What is being asked
Count the lines in the records below that contain the string "slot", and reply with the number only.

(Data items)
:::::
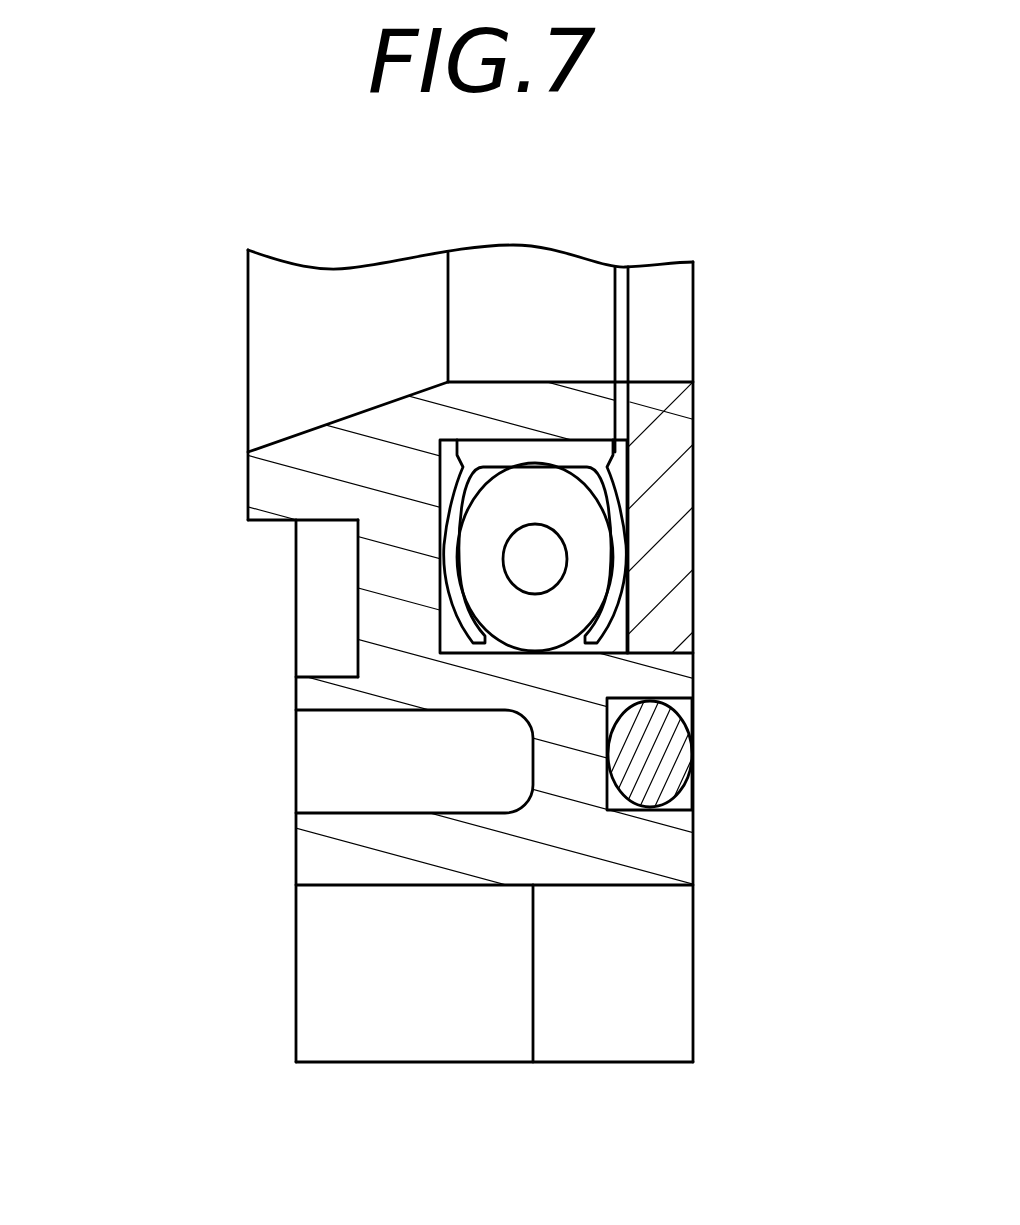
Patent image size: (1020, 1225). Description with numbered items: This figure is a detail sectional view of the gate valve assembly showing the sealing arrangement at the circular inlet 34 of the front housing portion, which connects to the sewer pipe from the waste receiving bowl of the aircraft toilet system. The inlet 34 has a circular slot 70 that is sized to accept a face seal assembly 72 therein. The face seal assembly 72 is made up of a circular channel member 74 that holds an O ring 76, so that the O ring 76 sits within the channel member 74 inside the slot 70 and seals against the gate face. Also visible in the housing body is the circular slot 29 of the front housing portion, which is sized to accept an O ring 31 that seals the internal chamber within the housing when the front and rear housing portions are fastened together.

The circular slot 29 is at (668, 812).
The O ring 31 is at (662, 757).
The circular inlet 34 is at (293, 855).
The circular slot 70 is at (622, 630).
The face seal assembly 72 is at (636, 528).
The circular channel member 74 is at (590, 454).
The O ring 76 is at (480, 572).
:::::
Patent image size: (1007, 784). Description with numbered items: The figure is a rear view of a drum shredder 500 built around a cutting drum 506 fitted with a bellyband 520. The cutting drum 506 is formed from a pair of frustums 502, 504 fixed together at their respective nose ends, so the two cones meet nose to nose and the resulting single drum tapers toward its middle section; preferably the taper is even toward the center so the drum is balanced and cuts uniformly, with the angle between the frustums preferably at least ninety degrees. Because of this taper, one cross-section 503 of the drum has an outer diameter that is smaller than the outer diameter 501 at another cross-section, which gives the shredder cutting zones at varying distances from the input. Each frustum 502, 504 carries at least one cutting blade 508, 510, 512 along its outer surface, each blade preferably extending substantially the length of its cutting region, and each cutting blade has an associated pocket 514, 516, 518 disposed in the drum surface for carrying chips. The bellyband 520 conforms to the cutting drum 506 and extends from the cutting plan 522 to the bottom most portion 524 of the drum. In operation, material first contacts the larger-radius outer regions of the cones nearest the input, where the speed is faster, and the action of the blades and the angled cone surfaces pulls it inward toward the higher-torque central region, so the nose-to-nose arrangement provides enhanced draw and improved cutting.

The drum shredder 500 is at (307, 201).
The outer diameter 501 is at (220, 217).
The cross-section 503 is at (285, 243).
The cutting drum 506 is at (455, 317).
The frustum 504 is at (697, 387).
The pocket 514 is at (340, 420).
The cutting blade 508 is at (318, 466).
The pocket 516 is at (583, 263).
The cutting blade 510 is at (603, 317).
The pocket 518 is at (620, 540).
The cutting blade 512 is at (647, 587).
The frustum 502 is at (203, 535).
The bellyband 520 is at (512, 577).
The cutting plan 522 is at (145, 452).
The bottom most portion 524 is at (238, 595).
:::::
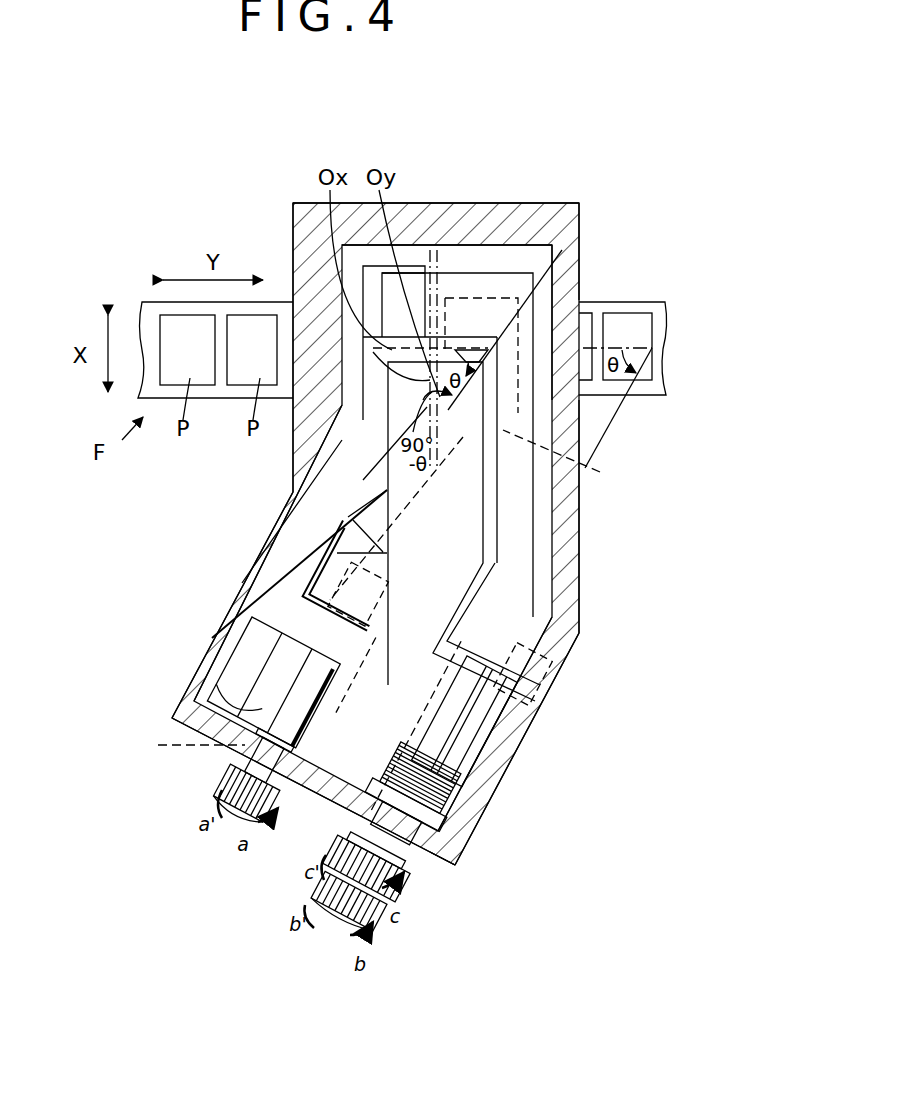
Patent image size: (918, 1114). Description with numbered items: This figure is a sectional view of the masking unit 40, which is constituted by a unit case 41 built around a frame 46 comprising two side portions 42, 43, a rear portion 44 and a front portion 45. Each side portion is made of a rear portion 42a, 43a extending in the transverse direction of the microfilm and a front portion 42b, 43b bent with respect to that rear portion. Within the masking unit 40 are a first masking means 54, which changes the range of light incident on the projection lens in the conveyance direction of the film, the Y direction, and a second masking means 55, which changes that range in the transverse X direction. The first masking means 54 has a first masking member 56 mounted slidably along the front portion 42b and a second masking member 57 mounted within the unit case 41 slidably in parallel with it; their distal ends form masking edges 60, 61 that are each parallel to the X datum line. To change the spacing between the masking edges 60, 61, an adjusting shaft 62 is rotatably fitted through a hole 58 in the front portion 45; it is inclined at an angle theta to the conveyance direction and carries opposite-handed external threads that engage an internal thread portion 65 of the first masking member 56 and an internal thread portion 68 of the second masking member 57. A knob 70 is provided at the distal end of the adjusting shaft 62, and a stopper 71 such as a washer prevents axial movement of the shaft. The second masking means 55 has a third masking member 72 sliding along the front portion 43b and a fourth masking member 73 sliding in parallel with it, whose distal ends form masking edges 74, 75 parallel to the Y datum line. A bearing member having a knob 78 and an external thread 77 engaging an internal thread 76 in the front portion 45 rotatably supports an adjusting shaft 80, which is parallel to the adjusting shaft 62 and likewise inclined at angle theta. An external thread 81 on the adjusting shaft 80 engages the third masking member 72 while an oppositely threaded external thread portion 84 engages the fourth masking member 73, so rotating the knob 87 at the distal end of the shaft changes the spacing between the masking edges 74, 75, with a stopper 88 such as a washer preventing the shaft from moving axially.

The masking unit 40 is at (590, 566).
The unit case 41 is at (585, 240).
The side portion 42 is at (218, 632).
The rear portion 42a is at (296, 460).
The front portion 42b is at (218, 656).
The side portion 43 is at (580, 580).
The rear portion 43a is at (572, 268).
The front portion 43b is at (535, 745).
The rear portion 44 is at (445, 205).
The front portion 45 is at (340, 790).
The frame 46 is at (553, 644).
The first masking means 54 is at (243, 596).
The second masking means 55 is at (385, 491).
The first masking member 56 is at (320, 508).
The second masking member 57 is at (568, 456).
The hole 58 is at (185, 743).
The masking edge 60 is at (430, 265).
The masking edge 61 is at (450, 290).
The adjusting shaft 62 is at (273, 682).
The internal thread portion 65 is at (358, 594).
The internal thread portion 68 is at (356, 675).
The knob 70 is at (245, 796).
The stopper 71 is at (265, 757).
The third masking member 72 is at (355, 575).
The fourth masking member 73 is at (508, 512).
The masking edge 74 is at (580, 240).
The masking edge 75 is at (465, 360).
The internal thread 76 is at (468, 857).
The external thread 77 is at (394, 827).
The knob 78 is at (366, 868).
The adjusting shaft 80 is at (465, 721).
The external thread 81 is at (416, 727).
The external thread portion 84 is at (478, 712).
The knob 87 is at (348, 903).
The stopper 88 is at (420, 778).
:::::
Correct output
3